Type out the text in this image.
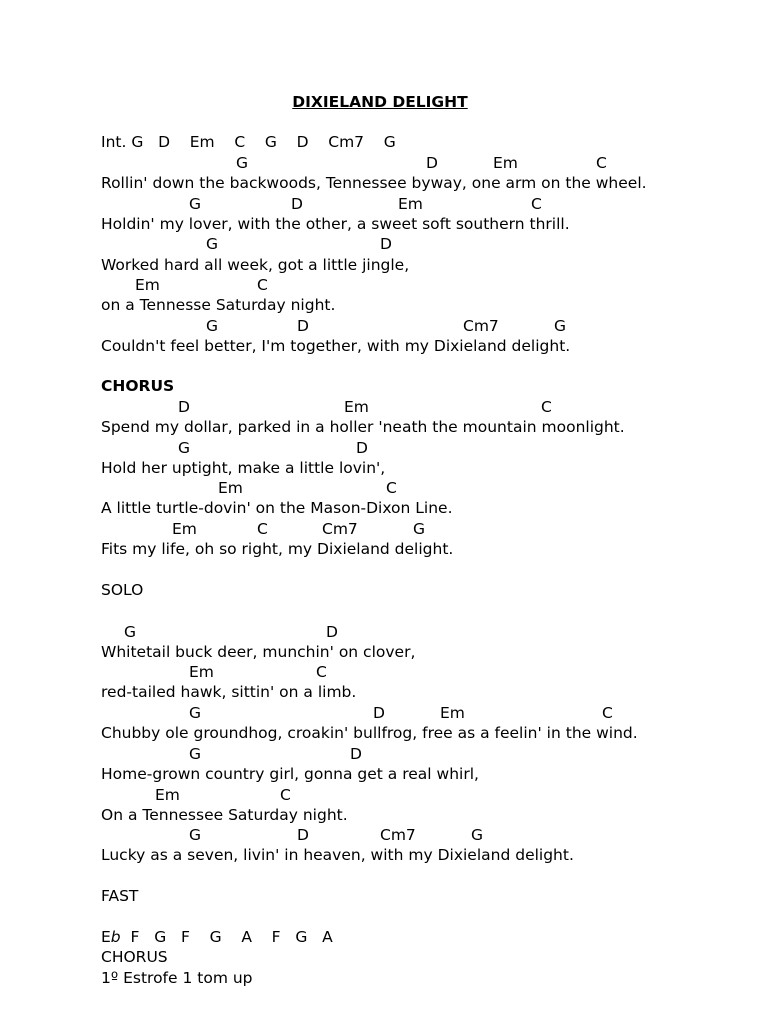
DIXIELAND DELIGHT
Int. G   D    Em    C    G    D    Cm7    G
G	D	Em	C
Rollin' down the backwoods, Tennessee byway, one arm on the wheel.
G	D	Em	C
Holdin' my lover, with the other, a sweet soft southern thrill.
G	D
Worked hard all week, got a little jingle,
Em	C
on a Tennesse Saturday night.
G	D	Cm7	G
Couldn't feel better, I'm together, with my Dixieland delight.
CHORUS
D	Em	C
Spend my dollar, parked in a holler 'neath the mountain moonlight.
G	D
Hold her uptight, make a little lovin',
Em	C
A little turtle-dovin' on the Mason-Dixon Line.
Em	C	Cm7	G
Fits my life, oh so right, my Dixieland delight.
SOLO
G	D
Whitetail buck deer, munchin' on clover,
Em	C
red-tailed hawk, sittin' on a limb.
G	D	Em	C
Chubby ole groundhog, croakin' bullfrog, free as a feelin' in the wind.
G	D
Home-grown country girl, gonna get a real whirl,
Em	C
On a Tennessee Saturday night.
G	D	Cm7	G
Lucky as a seven, livin' in heaven, with my Dixieland delight.
FAST
Eb  F   G   F    G    A    F   G   A
CHORUS
1º Estrofe 1 tom up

◆ ◆ ◆ ◆ ◆

Write out all the records again, exactly, minus any pictures.

Type out the text in this image.
DIXIELAND DELIGHT
Int. G   D    Em    C    G    D    Cm7    G
G	D	Em	C
Rollin' down the backwoods, Tennessee byway, one arm on the wheel.
G	D	Em	C
Holdin' my lover, with the other, a sweet soft southern thrill.
G	D
Worked hard all week, got a little jingle,
Em	C
on a Tennesse Saturday night.
G	D	Cm7	G
Couldn't feel better, I'm together, with my Dixieland delight.
CHORUS
D	Em	C
Spend my dollar, parked in a holler 'neath the mountain moonlight.
G	D
Hold her uptight, make a little lovin',
Em	C
A little turtle-dovin' on the Mason-Dixon Line.
Em	C	Cm7	G
Fits my life, oh so right, my Dixieland delight.
SOLO
G	D
Whitetail buck deer, munchin' on clover,
Em	C
red-tailed hawk, sittin' on a limb.
G	D	Em	C
Chubby ole groundhog, croakin' bullfrog, free as a feelin' in the wind.
G	D
Home-grown country girl, gonna get a real whirl,
Em	C
On a Tennessee Saturday night.
G	D	Cm7	G
Lucky as a seven, livin' in heaven, with my Dixieland delight.
FAST
Eb  F   G   F    G    A    F   G   A
CHORUS
1º Estrofe 1 tom up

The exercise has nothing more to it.